→ **GOAL**
Quote, without change, all of the lines that follow.

→ **RECORDED INFORMATION**
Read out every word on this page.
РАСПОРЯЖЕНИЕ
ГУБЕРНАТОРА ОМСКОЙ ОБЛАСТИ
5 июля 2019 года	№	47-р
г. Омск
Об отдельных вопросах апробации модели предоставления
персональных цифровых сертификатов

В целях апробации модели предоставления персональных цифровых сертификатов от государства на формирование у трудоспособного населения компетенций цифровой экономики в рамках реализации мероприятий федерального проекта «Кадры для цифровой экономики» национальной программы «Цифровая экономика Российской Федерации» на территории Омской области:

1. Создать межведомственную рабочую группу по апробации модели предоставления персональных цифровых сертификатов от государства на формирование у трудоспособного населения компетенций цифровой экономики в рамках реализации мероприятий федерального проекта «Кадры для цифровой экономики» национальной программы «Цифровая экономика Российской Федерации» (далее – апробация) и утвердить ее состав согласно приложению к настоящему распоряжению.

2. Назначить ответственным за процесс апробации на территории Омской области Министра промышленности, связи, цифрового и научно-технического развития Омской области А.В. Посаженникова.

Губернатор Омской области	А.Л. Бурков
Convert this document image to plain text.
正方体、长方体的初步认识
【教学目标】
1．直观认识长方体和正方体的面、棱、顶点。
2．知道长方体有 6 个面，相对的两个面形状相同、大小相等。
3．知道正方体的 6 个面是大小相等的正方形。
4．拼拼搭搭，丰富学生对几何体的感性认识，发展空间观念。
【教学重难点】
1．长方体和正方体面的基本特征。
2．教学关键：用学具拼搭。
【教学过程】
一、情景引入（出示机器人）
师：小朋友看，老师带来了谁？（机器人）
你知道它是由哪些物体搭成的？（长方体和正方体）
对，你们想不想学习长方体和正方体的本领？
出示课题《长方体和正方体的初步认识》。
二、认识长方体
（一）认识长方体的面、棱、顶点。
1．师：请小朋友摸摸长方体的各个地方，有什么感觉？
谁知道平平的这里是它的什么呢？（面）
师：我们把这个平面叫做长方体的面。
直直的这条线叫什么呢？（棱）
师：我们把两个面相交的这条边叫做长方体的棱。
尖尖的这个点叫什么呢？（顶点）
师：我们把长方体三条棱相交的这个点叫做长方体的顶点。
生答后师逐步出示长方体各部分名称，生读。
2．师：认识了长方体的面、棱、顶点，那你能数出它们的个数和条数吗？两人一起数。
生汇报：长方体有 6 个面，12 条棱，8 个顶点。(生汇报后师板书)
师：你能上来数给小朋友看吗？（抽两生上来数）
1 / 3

→ **RESPONSE TO THE TASK**
Read out every word on this page.
РАСПОРЯЖЕНИЕ
ГУБЕРНАТОРА ОМСКОЙ ОБЛАСТИ
5 июля 2019 года	№	47-р
г. Омск
Об отдельных вопросах апробации модели предоставления
персональных цифровых сертификатов

В целях апробации модели предоставления персональных цифровых сертификатов от государства на формирование у трудоспособного населения компетенций цифровой экономики в рамках реализации мероприятий федерального проекта «Кадры для цифровой экономики» национальной программы «Цифровая экономика Российской Федерации» на территории Омской области:

1. Создать межведомственную рабочую группу по апробации модели предоставления персональных цифровых сертификатов от государства на формирование у трудоспособного населения компетенций цифровой экономики в рамках реализации мероприятий федерального проекта «Кадры для цифровой экономики» национальной программы «Цифровая экономика Российской Федерации» (далее – апробация) и утвердить ее состав согласно приложению к настоящему распоряжению.

2. Назначить ответственным за процесс апробации на территории Омской области Министра промышленности, связи, цифрового и научно-технического развития Омской области А.В. Посаженникова.

Губернатор Омской области	А.Л. Бурков
Convert this document image to plain text.
正方体、长方体的初步认识
【教学目标】
1．直观认识长方体和正方体的面、棱、顶点。
2．知道长方体有 6 个面，相对的两个面形状相同、大小相等。
3．知道正方体的 6 个面是大小相等的正方形。
4．拼拼搭搭，丰富学生对几何体的感性认识，发展空间观念。
【教学重难点】
1．长方体和正方体面的基本特征。
2．教学关键：用学具拼搭。
【教学过程】
一、情景引入（出示机器人）
师：小朋友看，老师带来了谁？（机器人）
你知道它是由哪些物体搭成的？（长方体和正方体）
对，你们想不想学习长方体和正方体的本领？
出示课题《长方体和正方体的初步认识》。
二、认识长方体
（一）认识长方体的面、棱、顶点。
1．师：请小朋友摸摸长方体的各个地方，有什么感觉？
谁知道平平的这里是它的什么呢？（面）
师：我们把这个平面叫做长方体的面。
直直的这条线叫什么呢？（棱）
师：我们把两个面相交的这条边叫做长方体的棱。
尖尖的这个点叫什么呢？（顶点）
师：我们把长方体三条棱相交的这个点叫做长方体的顶点。
生答后师逐步出示长方体各部分名称，生读。
2．师：认识了长方体的面、棱、顶点，那你能数出它们的个数和条数吗？两人一起数。
生汇报：长方体有 6 个面，12 条棱，8 个顶点。(生汇报后师板书)
师：你能上来数给小朋友看吗？（抽两生上来数）
1 / 3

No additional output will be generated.